◆ EXERCISE REQUIREMENTS
Copy each line below that contains "series".

◆ DATASET ENTRIES
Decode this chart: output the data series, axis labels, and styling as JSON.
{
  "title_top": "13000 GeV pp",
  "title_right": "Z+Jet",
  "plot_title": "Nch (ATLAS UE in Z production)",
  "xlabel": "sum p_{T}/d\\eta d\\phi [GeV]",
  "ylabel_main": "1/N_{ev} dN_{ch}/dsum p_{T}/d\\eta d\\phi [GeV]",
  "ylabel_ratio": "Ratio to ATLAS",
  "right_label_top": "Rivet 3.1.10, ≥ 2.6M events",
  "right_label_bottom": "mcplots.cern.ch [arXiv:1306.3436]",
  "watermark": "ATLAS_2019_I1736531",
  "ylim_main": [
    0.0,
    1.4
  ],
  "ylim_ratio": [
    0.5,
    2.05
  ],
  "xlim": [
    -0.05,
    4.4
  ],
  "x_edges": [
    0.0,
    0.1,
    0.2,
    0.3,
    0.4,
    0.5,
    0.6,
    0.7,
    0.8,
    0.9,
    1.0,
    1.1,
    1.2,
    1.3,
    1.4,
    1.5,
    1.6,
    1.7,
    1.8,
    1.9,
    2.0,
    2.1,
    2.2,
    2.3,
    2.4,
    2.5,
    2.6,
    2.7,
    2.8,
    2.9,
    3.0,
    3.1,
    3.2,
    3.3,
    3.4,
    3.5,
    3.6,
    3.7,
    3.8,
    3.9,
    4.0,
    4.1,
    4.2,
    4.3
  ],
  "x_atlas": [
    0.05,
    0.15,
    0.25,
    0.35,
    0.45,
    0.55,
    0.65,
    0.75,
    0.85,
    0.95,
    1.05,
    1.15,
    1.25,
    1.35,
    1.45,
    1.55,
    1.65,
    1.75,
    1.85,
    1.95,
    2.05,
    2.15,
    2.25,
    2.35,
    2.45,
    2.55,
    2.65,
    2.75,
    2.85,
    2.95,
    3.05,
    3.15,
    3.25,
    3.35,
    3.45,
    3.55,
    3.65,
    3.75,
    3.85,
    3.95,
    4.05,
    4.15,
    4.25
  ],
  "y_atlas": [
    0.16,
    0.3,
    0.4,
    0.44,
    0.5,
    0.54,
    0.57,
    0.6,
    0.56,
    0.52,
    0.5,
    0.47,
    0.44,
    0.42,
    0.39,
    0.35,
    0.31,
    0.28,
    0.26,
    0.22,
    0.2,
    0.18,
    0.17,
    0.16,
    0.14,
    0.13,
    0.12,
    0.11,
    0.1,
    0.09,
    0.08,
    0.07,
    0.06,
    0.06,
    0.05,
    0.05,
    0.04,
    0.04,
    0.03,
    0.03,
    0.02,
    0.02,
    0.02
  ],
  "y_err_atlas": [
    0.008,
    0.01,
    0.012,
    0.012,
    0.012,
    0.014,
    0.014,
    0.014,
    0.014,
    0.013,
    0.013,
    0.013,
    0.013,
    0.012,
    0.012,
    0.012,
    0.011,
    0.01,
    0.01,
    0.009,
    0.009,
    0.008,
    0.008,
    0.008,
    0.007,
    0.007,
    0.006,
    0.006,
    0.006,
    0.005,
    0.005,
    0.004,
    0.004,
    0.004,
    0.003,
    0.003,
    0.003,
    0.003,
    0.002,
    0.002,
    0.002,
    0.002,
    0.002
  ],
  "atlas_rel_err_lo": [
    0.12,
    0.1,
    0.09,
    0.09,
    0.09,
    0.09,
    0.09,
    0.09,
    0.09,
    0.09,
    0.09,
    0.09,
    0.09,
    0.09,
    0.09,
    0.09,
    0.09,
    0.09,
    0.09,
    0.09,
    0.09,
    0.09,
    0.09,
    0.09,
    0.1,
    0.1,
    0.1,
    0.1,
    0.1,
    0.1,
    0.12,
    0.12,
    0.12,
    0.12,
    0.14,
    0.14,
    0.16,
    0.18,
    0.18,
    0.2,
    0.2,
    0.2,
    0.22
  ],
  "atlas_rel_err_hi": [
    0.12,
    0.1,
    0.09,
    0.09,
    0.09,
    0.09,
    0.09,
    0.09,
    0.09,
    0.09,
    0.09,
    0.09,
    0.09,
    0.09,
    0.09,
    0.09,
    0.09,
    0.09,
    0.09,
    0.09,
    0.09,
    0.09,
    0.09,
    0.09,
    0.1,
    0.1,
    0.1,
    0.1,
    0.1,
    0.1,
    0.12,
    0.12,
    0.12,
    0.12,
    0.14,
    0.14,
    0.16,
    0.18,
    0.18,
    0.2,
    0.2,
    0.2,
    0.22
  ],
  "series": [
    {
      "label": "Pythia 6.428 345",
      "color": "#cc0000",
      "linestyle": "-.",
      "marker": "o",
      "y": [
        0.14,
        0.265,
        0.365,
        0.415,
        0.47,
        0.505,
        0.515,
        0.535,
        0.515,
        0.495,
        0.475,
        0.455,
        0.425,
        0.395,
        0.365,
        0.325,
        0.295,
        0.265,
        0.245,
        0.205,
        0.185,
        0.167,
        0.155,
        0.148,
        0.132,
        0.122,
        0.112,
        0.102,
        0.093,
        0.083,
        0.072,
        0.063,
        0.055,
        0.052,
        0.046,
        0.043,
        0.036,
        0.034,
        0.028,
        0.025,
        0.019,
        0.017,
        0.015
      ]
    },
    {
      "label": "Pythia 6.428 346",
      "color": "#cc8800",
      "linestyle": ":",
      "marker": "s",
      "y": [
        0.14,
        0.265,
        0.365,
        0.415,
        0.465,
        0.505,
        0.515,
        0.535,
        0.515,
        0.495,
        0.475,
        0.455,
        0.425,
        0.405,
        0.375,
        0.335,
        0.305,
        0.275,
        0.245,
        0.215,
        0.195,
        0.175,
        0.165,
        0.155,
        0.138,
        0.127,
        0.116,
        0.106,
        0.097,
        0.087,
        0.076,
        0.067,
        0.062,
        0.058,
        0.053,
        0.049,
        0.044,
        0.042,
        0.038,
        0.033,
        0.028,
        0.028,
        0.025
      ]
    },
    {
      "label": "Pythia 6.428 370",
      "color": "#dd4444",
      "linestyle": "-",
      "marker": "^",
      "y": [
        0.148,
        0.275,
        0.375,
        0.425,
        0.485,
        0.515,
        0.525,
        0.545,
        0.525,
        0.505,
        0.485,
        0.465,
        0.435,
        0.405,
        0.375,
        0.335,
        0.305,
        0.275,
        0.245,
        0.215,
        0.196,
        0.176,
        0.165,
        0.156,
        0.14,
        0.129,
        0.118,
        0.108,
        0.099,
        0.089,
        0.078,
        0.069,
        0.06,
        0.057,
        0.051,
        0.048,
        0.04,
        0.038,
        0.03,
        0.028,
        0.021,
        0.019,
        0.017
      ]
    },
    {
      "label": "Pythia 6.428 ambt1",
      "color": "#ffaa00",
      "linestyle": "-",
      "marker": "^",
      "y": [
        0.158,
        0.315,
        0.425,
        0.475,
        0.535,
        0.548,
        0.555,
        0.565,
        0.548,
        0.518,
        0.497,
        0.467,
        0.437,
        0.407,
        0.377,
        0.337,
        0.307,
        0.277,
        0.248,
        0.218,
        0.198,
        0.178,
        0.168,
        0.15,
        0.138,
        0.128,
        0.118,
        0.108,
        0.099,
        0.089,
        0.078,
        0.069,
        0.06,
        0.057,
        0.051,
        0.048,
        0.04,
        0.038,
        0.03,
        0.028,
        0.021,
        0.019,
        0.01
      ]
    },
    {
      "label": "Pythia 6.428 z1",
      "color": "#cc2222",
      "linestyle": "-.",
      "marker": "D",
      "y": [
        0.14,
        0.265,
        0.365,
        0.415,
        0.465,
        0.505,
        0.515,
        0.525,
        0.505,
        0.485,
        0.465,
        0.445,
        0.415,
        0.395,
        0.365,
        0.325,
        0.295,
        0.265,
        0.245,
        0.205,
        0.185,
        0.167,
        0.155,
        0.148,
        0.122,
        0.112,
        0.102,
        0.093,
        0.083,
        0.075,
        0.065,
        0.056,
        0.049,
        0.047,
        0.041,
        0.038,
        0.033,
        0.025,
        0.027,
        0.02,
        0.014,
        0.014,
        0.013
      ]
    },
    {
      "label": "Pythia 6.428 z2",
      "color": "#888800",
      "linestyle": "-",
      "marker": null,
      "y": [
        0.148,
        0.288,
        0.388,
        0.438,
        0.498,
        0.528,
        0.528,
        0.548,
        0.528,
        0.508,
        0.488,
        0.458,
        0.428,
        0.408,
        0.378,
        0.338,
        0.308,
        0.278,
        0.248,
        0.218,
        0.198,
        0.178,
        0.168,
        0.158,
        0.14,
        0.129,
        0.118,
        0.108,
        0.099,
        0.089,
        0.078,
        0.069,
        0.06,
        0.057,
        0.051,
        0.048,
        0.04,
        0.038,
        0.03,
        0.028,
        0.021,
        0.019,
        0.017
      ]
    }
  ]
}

◆ EXERCISE ANSWER
Decode this chart: output the data series, axis labels, and styling as JSON.
  "series": [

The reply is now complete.